[Items from a figure collection]

· · · ·

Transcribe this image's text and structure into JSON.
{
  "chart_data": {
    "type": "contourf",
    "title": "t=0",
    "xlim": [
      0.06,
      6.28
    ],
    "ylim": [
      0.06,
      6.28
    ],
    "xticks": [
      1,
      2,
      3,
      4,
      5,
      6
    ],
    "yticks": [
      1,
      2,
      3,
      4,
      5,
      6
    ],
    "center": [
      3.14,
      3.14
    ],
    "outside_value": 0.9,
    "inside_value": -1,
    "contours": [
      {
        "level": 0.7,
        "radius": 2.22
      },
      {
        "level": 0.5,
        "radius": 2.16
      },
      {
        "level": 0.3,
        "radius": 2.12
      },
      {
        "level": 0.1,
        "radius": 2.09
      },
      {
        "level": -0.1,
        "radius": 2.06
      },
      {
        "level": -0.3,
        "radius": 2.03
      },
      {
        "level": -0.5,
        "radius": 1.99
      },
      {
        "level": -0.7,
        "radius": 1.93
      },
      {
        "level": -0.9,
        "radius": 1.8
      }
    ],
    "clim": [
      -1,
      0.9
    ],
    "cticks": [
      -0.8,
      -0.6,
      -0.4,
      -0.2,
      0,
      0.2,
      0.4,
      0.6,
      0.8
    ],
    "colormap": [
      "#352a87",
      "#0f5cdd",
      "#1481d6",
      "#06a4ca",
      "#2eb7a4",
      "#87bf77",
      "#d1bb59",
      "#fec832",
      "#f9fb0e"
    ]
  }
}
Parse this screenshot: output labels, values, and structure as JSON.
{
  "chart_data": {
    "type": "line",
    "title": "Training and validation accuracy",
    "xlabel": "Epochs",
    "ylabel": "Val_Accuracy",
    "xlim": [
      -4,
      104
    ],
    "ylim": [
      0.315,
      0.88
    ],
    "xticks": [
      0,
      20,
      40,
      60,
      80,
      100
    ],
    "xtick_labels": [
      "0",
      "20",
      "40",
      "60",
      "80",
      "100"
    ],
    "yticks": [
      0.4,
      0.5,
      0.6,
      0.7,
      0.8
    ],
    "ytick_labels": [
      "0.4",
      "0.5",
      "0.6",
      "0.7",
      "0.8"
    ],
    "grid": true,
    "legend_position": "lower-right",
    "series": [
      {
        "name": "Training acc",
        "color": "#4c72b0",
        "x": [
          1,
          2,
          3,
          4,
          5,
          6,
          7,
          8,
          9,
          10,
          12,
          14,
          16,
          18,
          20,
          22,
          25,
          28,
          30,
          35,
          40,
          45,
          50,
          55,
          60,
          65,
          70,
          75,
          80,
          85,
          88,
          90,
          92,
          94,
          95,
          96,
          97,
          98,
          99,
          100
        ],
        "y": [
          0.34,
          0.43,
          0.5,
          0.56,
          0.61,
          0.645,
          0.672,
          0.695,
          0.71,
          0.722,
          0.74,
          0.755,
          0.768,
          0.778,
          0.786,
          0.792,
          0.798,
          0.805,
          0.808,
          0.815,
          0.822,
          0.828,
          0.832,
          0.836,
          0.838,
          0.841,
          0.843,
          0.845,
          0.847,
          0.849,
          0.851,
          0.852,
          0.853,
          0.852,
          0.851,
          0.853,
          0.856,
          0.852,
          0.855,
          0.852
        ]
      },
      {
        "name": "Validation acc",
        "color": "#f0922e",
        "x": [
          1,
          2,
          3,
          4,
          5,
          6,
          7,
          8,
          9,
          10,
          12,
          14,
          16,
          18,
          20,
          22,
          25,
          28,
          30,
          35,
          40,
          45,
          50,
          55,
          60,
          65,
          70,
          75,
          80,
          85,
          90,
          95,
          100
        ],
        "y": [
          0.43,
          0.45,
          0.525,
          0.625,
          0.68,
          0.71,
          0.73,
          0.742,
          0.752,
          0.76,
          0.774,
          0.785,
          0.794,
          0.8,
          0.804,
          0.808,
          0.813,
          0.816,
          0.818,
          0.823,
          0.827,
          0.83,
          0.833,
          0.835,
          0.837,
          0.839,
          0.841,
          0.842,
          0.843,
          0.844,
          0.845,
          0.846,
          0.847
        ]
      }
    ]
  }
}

· · · ·

# [PROBLEM DESCRIPTION]
Repeat every record, exactly as written.

# [TASK OUTPUT]
Transcribe this image's text and structure into JSON.
{
  "chart_data": {
    "type": "contourf",
    "title": "t=0",
    "xlim": [
      0.06,
      6.28
    ],
    "ylim": [
      0.06,
      6.28
    ],
    "xticks": [
      1,
      2,
      3,
      4,
      5,
      6
    ],
    "yticks": [
      1,
      2,
      3,
      4,
      5,
      6
    ],
    "center": [
      3.14,
      3.14
    ],
    "outside_value": 0.9,
    "inside_value": -1,
    "contours": [
      {
        "level": 0.7,
        "radius": 2.22
      },
      {
        "level": 0.5,
        "radius": 2.16
      },
      {
        "level": 0.3,
        "radius": 2.12
      },
      {
        "level": 0.1,
        "radius": 2.09
      },
      {
        "level": -0.1,
        "radius": 2.06
      },
      {
        "level": -0.3,
        "radius": 2.03
      },
      {
        "level": -0.5,
        "radius": 1.99
      },
      {
        "level": -0.7,
        "radius": 1.93
      },
      {
        "level": -0.9,
        "radius": 1.8
      }
    ],
    "clim": [
      -1,
      0.9
    ],
    "cticks": [
      -0.8,
      -0.6,
      -0.4,
      -0.2,
      0,
      0.2,
      0.4,
      0.6,
      0.8
    ],
    "colormap": [
      "#352a87",
      "#0f5cdd",
      "#1481d6",
      "#06a4ca",
      "#2eb7a4",
      "#87bf77",
      "#d1bb59",
      "#fec832",
      "#f9fb0e"
    ]
  }
}
Parse this screenshot: output labels, values, and structure as JSON.
{
  "chart_data": {
    "type": "line",
    "title": "Training and validation accuracy",
    "xlabel": "Epochs",
    "ylabel": "Val_Accuracy",
    "xlim": [
      -4,
      104
    ],
    "ylim": [
      0.315,
      0.88
    ],
    "xticks": [
      0,
      20,
      40,
      60,
      80,
      100
    ],
    "xtick_labels": [
      "0",
      "20",
      "40",
      "60",
      "80",
      "100"
    ],
    "yticks": [
      0.4,
      0.5,
      0.6,
      0.7,
      0.8
    ],
    "ytick_labels": [
      "0.4",
      "0.5",
      "0.6",
      "0.7",
      "0.8"
    ],
    "grid": true,
    "legend_position": "lower-right",
    "series": [
      {
        "name": "Training acc",
        "color": "#4c72b0",
        "x": [
          1,
          2,
          3,
          4,
          5,
          6,
          7,
          8,
          9,
          10,
          12,
          14,
          16,
          18,
          20,
          22,
          25,
          28,
          30,
          35,
          40,
          45,
          50,
          55,
          60,
          65,
          70,
          75,
          80,
          85,
          88,
          90,
          92,
          94,
          95,
          96,
          97,
          98,
          99,
          100
        ],
        "y": [
          0.34,
          0.43,
          0.5,
          0.56,
          0.61,
          0.645,
          0.672,
          0.695,
          0.71,
          0.722,
          0.74,
          0.755,
          0.768,
          0.778,
          0.786,
          0.792,
          0.798,
          0.805,
          0.808,
          0.815,
          0.822,
          0.828,
          0.832,
          0.836,
          0.838,
          0.841,
          0.843,
          0.845,
          0.847,
          0.849,
          0.851,
          0.852,
          0.853,
          0.852,
          0.851,
          0.853,
          0.856,
          0.852,
          0.855,
          0.852
        ]
      },
      {
        "name": "Validation acc",
        "color": "#f0922e",
        "x": [
          1,
          2,
          3,
          4,
          5,
          6,
          7,
          8,
          9,
          10,
          12,
          14,
          16,
          18,
          20,
          22,
          25,
          28,
          30,
          35,
          40,
          45,
          50,
          55,
          60,
          65,
          70,
          75,
          80,
          85,
          90,
          95,
          100
        ],
        "y": [
          0.43,
          0.45,
          0.525,
          0.625,
          0.68,
          0.71,
          0.73,
          0.742,
          0.752,
          0.76,
          0.774,
          0.785,
          0.794,
          0.8,
          0.804,
          0.808,
          0.813,
          0.816,
          0.818,
          0.823,
          0.827,
          0.83,
          0.833,
          0.835,
          0.837,
          0.839,
          0.841,
          0.842,
          0.843,
          0.844,
          0.845,
          0.846,
          0.847
        ]
      }
    ]
  }
}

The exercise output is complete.